## Request
Turn the lines of each of the records below into a numbered list, skipping blank lines and leaving the pictures out.

::::

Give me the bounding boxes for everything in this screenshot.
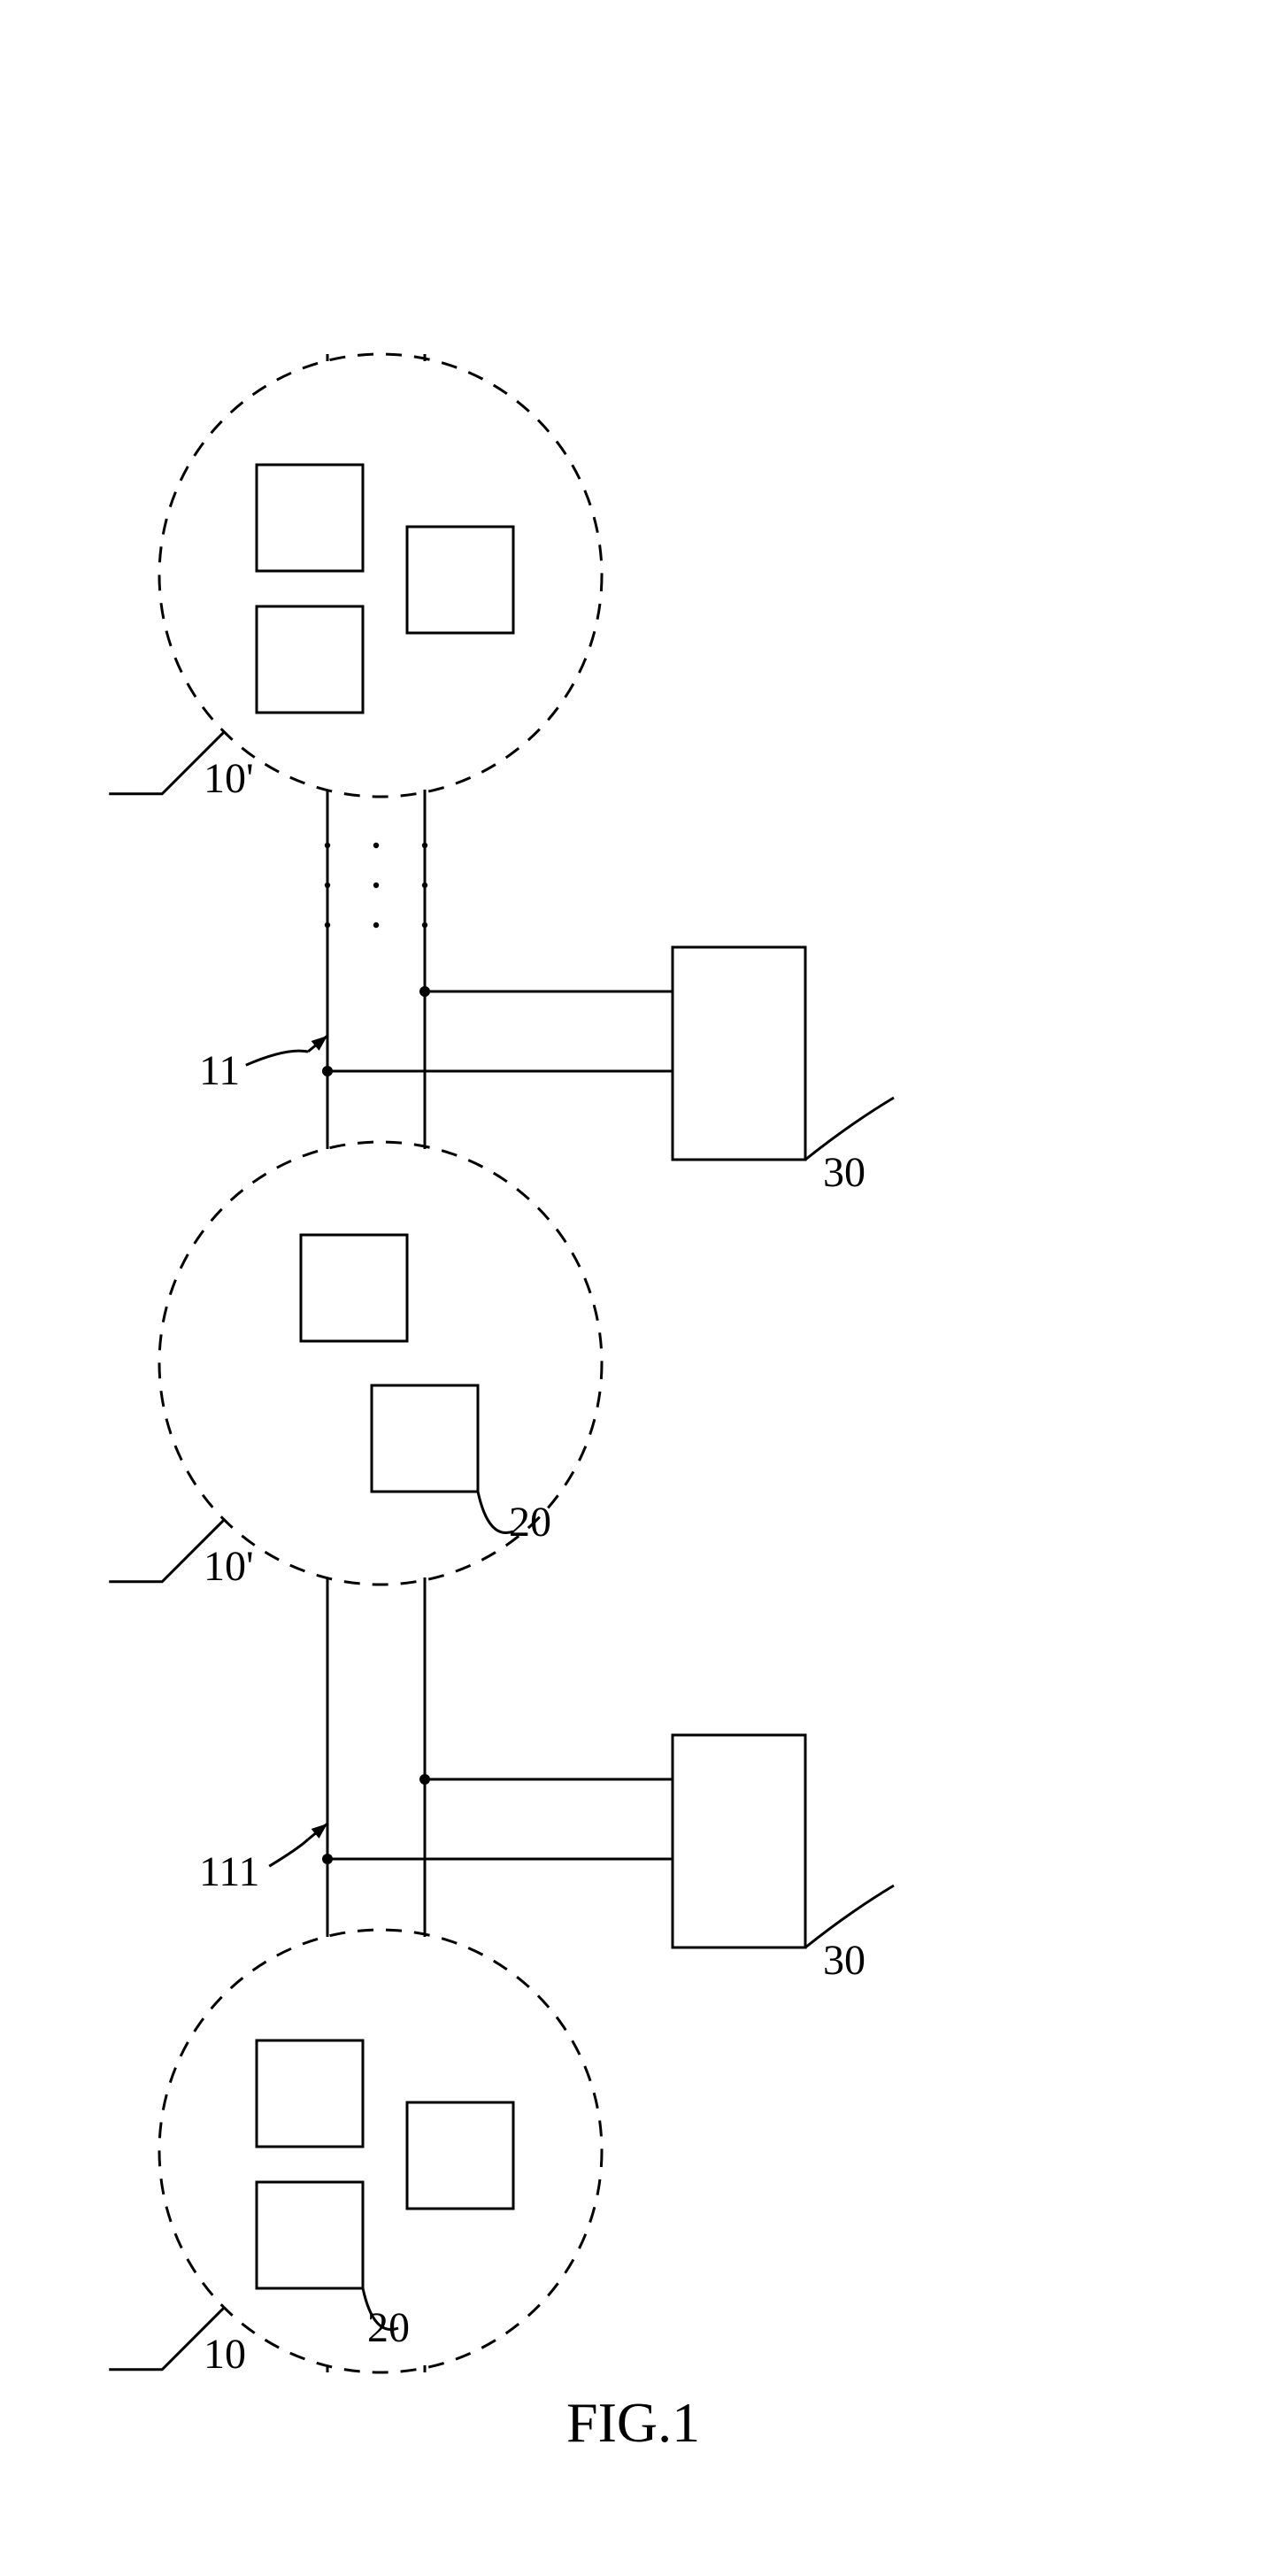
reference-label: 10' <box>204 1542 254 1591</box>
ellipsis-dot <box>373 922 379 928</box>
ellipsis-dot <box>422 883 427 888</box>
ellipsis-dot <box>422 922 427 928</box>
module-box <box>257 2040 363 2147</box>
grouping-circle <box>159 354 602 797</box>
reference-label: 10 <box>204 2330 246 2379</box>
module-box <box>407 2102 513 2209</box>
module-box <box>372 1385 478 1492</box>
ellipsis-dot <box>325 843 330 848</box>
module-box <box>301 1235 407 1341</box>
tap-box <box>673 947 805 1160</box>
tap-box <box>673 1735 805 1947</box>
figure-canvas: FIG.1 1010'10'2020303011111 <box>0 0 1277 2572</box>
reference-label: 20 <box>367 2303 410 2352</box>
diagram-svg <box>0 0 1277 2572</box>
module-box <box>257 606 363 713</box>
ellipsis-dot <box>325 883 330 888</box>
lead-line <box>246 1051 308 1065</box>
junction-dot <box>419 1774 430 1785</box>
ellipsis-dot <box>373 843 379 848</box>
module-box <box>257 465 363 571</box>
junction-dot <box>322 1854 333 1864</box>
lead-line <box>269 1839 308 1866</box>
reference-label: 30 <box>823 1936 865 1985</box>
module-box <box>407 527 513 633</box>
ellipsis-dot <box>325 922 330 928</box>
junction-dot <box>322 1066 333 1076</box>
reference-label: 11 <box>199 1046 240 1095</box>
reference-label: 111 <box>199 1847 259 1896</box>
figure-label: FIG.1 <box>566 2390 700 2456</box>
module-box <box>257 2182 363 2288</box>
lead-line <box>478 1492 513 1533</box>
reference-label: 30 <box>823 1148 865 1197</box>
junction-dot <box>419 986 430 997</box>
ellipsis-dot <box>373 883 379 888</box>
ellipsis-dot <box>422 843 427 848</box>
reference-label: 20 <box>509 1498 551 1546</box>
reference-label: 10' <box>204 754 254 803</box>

::::

## Task answer
1. Give me the bounding boxes for everything in this screenshot.
2. reference-label: 10' <box>204 1542 254 1591</box>
3. ellipsis-dot <box>373 922 379 928</box>
4. ellipsis-dot <box>422 883 427 888</box>
5. ellipsis-dot <box>422 922 427 928</box>
6. module-box <box>257 2040 363 2147</box>
7. grouping-circle <box>159 354 602 797</box>
8. reference-label: 10 <box>204 2330 246 2379</box>
9. module-box <box>407 2102 513 2209</box>
10. module-box <box>372 1385 478 1492</box>
11. ellipsis-dot <box>325 843 330 848</box>
12. module-box <box>301 1235 407 1341</box>
13. tap-box <box>673 947 805 1160</box>
14. tap-box <box>673 1735 805 1947</box>
15. figure-canvas: FIG.1 1010'10'2020303011111 <box>0 0 1277 2572</box>
16. reference-label: 20 <box>367 2303 410 2352</box>
17. diagram-svg <box>0 0 1277 2572</box>
18. module-box <box>257 606 363 713</box>
19. ellipsis-dot <box>325 883 330 888</box>
20. lead-line <box>246 1051 308 1065</box>
21. junction-dot <box>419 1774 430 1785</box>
22. ellipsis-dot <box>373 843 379 848</box>
23. module-box <box>257 465 363 571</box>
24. junction-dot <box>322 1854 333 1864</box>
25. lead-line <box>269 1839 308 1866</box>
26. reference-label: 30 <box>823 1936 865 1985</box>
27. module-box <box>407 527 513 633</box>
28. ellipsis-dot <box>325 922 330 928</box>
29. junction-dot <box>322 1066 333 1076</box>
30. reference-label: 11 <box>199 1046 240 1095</box>
31. reference-label: 111 <box>199 1847 259 1896</box>
32. figure-label: FIG.1 <box>566 2390 700 2456</box>
33. module-box <box>257 2182 363 2288</box>
34. lead-line <box>478 1492 513 1533</box>
35. reference-label: 30 <box>823 1148 865 1197</box>
36. junction-dot <box>419 986 430 997</box>
37. ellipsis-dot <box>373 883 379 888</box>
38. ellipsis-dot <box>422 843 427 848</box>
39. reference-label: 20 <box>509 1498 551 1546</box>
40. reference-label: 10' <box>204 754 254 803</box>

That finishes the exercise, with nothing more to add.